━━━━━ Supplied data ━━━━━

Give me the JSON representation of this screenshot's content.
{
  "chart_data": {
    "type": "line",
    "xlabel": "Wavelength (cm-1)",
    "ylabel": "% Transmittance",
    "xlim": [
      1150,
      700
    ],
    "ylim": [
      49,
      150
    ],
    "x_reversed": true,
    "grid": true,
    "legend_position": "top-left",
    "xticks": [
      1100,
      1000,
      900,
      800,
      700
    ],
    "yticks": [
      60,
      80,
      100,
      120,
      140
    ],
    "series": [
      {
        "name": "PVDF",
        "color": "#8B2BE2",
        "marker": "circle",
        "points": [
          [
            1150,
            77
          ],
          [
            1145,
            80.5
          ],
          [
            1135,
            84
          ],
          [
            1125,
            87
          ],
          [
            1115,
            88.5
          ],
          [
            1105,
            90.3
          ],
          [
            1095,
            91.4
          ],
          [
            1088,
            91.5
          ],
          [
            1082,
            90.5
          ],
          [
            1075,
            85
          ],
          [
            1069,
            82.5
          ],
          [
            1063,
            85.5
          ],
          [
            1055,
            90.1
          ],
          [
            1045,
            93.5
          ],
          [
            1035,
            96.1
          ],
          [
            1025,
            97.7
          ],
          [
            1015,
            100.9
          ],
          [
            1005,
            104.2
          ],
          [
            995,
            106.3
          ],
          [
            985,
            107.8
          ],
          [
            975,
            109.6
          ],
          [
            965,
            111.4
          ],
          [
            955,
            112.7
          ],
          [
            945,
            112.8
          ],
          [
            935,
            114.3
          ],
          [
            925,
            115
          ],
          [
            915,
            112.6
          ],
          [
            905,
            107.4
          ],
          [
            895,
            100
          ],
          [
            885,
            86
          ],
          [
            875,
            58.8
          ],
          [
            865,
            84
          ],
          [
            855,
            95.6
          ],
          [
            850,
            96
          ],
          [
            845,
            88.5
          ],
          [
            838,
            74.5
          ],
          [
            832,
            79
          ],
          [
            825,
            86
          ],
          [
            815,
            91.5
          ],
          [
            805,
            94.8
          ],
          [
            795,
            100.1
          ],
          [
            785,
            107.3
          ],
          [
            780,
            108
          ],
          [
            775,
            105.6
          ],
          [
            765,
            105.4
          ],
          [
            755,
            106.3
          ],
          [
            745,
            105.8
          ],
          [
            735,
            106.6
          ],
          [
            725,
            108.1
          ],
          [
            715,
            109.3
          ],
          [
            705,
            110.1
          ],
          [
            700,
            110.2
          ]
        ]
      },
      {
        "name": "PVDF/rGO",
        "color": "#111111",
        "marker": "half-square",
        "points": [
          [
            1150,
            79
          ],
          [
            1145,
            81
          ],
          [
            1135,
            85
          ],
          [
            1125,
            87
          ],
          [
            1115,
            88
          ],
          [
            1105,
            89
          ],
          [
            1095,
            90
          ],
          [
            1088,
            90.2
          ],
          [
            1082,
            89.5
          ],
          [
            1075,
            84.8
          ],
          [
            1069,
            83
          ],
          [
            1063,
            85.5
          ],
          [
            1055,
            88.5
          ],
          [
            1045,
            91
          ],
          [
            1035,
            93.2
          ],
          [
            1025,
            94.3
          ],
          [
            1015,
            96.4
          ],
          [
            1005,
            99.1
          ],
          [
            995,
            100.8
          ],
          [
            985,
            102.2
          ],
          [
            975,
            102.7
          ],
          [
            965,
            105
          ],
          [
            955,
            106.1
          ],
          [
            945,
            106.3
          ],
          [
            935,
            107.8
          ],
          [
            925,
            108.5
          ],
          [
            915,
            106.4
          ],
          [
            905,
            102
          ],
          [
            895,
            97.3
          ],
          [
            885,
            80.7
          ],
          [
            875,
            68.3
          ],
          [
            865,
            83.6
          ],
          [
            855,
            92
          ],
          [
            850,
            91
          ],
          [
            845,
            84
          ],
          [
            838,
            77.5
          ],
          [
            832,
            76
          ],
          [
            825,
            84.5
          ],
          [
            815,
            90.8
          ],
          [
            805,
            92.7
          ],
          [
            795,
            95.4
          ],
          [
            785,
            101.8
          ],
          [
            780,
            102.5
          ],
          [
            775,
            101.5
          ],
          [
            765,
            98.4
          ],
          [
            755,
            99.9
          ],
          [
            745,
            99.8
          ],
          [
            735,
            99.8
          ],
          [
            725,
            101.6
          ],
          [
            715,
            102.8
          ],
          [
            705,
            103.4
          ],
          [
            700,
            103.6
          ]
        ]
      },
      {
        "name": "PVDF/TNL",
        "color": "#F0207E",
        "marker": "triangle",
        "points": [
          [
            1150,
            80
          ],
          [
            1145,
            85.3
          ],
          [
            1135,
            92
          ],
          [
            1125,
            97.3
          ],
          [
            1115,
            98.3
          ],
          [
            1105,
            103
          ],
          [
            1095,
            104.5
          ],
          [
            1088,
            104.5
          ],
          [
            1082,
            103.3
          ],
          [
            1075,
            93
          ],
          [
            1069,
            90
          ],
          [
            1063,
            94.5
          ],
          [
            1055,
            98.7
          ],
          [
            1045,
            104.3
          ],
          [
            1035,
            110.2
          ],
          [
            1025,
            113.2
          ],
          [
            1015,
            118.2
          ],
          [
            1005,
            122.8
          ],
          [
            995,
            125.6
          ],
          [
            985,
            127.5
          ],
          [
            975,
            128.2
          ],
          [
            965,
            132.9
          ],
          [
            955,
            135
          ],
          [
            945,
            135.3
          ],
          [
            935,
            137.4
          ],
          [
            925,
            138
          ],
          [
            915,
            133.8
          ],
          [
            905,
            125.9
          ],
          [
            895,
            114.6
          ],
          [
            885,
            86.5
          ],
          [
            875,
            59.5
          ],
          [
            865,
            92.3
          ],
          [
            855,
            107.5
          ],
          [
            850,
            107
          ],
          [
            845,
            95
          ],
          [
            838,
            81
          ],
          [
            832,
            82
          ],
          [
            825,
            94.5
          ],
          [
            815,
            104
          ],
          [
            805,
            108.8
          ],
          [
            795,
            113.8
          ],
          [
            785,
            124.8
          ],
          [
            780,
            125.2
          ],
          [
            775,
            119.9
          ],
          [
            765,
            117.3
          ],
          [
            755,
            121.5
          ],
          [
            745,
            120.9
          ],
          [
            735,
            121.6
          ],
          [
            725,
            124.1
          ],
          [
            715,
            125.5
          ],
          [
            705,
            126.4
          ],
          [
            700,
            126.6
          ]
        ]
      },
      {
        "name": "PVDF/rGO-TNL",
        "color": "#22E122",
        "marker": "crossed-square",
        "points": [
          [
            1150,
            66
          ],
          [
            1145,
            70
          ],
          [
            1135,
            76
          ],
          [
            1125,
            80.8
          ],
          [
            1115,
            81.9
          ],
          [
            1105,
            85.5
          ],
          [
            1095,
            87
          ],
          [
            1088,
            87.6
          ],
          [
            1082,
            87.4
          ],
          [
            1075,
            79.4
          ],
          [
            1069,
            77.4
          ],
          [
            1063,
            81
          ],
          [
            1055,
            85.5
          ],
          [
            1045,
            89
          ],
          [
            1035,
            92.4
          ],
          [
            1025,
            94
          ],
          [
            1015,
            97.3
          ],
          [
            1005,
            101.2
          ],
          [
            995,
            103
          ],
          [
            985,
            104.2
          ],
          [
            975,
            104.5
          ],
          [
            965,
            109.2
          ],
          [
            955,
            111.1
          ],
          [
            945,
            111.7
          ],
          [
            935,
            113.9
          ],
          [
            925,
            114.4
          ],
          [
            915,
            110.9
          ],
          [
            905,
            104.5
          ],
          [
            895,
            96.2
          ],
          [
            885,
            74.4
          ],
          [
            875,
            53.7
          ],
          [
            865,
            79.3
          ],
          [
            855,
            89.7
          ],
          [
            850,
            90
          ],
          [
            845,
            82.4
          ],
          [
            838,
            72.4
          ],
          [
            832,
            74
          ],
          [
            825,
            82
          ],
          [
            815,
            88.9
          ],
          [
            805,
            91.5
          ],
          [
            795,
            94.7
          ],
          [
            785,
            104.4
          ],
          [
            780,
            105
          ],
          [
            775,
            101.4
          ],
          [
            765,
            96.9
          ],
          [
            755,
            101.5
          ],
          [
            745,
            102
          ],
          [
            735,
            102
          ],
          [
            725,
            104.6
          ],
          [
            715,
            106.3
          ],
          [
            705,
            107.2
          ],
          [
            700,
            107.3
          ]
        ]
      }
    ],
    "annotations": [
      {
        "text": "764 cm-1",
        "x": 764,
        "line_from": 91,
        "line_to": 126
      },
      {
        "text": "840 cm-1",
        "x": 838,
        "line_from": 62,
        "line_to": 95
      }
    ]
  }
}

━━━━━

What is asked -> Return each full line of the entries that contains the word "name".

Answer for this exercise ->
        "name": "PVDF",
        "name": "PVDF/rGO",
        "name": "PVDF/TNL",
        "name": "PVDF/rGO-TNL",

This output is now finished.